══ PASSAGE TO READ ══
District in Wrocław, Poland

Sołtysowice (/pl/, Schottwitz, /de/) is a district in Wrocław located in the north-eastern part of the city. It was established in the territory of the former Psie Pole district.

Initially a village, the settlement was incorporated into Wrocław in 1951.

== Name ==
The earliest mention of the settlement in a document dates back to 1312, when it was recorded under the name of Schultheschowycz. Later names used in documents were Schuteswicz (1326), Schulteissowicz (1340), Scholteiswicz (1353), Schulteissowitz (1411), Schultewytz (1540), Schotwitz (1652), and Burgweide (1937).

After 1945, the settlement was renamed Sułkowice. It was later changed to Sołtysowice the same year.

== History ==
Researching the local settlement showed that a Polish strongfold had existed since the 12th century. The village was first mentioned in 1312, when it was part of medieval Piast-ruled Poland. Hertelin of Głogów sold the village to the St. Vincent Monastery in Ołbin, and in 1390 the monastery bought another 3.75 acres from Jan the apothecary from Wrocław.
═══
══ DATA SECTION ══
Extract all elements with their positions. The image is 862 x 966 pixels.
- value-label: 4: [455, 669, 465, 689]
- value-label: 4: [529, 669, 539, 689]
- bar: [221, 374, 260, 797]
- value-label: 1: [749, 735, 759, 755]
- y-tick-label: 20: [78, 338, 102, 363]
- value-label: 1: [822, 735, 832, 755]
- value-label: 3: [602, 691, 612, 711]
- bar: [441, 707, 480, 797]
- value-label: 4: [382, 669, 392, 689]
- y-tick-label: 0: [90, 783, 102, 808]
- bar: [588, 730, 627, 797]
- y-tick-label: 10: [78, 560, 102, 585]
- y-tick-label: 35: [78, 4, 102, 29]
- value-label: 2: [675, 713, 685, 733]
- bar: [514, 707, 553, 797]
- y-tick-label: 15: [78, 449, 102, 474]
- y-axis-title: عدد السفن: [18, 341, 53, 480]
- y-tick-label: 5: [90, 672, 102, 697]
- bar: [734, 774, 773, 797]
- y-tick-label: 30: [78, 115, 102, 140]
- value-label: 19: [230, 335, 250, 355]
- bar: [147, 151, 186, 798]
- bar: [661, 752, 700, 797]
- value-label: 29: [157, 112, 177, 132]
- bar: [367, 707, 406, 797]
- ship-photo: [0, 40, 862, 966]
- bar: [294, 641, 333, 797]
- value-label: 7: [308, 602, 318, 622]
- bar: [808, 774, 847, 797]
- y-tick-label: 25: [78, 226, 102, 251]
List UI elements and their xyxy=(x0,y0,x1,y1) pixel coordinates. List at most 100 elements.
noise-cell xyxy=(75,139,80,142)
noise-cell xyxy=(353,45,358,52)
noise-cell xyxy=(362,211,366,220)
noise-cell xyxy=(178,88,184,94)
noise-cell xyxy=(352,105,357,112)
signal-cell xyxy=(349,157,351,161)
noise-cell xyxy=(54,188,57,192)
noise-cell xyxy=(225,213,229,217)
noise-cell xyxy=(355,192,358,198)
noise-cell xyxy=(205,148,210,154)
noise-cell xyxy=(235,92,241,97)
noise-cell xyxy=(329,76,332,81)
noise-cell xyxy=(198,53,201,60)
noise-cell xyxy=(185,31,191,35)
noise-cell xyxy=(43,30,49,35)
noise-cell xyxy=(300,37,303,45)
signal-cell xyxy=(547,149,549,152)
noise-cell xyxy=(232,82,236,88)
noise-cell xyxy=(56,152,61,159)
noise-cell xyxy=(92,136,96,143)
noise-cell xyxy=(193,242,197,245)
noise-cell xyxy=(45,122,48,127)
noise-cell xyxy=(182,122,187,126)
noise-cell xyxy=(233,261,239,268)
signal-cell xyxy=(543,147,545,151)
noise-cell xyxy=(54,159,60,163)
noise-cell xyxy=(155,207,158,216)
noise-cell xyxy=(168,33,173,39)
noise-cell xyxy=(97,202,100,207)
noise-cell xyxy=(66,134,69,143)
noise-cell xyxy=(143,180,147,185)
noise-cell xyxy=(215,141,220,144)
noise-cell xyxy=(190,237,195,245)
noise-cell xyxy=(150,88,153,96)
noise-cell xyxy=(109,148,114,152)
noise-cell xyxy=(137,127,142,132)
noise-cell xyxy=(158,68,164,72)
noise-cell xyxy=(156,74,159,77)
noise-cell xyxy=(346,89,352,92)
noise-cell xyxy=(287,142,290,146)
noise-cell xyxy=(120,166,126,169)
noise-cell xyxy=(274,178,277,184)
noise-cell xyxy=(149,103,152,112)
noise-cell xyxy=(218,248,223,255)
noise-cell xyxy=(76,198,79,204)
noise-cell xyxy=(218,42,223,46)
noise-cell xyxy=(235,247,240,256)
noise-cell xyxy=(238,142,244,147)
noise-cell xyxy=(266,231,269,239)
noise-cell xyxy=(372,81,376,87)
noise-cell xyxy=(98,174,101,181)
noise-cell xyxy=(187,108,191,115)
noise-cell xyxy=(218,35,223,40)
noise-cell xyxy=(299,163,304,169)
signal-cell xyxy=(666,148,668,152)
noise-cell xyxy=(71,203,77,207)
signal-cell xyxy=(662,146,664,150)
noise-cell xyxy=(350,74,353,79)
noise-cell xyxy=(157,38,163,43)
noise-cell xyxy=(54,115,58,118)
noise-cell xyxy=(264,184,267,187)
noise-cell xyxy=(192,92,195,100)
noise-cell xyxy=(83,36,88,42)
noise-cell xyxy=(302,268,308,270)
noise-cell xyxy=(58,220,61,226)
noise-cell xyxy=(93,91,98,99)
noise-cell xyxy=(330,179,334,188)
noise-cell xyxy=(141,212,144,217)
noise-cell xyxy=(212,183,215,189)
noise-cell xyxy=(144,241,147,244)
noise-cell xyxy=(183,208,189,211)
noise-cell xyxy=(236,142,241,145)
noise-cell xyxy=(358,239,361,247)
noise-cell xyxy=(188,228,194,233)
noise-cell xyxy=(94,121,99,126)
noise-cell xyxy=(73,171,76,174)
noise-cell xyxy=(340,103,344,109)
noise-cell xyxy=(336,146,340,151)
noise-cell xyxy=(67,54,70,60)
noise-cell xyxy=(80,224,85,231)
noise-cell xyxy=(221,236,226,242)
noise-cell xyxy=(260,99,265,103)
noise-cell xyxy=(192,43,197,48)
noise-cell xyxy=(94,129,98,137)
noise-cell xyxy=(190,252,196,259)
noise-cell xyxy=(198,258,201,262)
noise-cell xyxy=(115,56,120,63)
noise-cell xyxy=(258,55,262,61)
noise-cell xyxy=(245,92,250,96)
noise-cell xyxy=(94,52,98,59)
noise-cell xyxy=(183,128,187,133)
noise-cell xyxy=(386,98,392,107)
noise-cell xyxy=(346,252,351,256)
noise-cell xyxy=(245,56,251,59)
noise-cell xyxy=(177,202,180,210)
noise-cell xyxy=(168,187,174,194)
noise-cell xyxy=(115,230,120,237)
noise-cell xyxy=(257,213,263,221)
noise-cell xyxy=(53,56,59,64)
═══
● **EXPLORE THE MATERIAL**
- a) According to the Sołtysowice passage, in what year was the settlement incorporated into Wrocław?
- b) Return the Sołtysowice passage word for word from "Initially a village, the" to "apothecary from Wrocław.".
Rely only on the Sołtysowice passage.

● **ANSWERS FOR THIS EXERCISE**
- a) 1951

- b)
Initially a village, the settlement was incorporated into Wrocław in 1951.

== Name ==
The earliest mention of the settlement in a document dates back to 1312, when it was recorded under the name of Schultheschowycz. Later names used in documents were Schuteswicz (1326), Schulteissowicz (1340), Scholteiswicz (1353), Schulteissowitz (1411), Schultewytz (1540), Schotwitz (1652), and Burgweide (1937).

After 1945, the settlement was renamed Sułkowice. It was later changed to Sołtysowice the same year.

== History ==
Researching the local settlement showed that a Polish strongfold had existed since the 12th century. The village was first mentioned in 1312, when it was part of medieval Piast-ruled Poland. Hertelin of Głogów sold the village to the St. Vincent Monastery in Ołbin, and in 1390 the monastery bought another 3.75 acres from Jan the apothecary from Wrocław.